• **To be done**: Identify and copy all lines of the material where the string "page" is found.

Extracted records:
--- START ---

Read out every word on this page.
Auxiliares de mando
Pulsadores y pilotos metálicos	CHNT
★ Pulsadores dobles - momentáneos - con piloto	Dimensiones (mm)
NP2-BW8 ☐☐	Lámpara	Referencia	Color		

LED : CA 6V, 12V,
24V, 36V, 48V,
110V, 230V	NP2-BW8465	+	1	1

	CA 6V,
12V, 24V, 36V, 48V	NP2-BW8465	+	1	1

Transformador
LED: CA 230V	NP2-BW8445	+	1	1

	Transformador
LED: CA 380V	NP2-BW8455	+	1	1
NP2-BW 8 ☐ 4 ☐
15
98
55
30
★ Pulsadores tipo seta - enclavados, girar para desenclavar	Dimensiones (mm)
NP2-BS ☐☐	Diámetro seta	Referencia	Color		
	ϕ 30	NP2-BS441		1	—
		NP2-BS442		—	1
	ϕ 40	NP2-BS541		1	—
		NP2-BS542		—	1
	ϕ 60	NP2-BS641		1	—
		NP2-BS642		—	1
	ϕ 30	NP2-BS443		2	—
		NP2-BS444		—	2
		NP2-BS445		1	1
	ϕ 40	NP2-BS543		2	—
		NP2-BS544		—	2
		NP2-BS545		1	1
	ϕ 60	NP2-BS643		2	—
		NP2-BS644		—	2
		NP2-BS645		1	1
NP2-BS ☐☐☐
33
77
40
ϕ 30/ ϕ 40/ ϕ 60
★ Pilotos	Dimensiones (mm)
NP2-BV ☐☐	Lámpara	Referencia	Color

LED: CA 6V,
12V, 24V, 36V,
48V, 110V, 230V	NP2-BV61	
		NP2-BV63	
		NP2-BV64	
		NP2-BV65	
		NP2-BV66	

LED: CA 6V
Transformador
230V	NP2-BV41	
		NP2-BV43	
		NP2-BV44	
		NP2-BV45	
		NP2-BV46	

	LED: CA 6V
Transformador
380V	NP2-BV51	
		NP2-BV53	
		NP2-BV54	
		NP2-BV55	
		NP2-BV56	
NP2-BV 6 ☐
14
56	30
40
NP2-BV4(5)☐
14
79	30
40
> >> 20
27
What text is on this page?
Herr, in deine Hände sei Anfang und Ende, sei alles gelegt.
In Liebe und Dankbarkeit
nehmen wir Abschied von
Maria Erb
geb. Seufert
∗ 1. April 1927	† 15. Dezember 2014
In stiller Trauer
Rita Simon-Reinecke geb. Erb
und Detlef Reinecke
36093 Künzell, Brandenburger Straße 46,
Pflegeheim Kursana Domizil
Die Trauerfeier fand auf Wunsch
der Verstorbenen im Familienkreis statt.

--- END ---

• **Finished answer**:
Read out every word on this page.
What text is on this page?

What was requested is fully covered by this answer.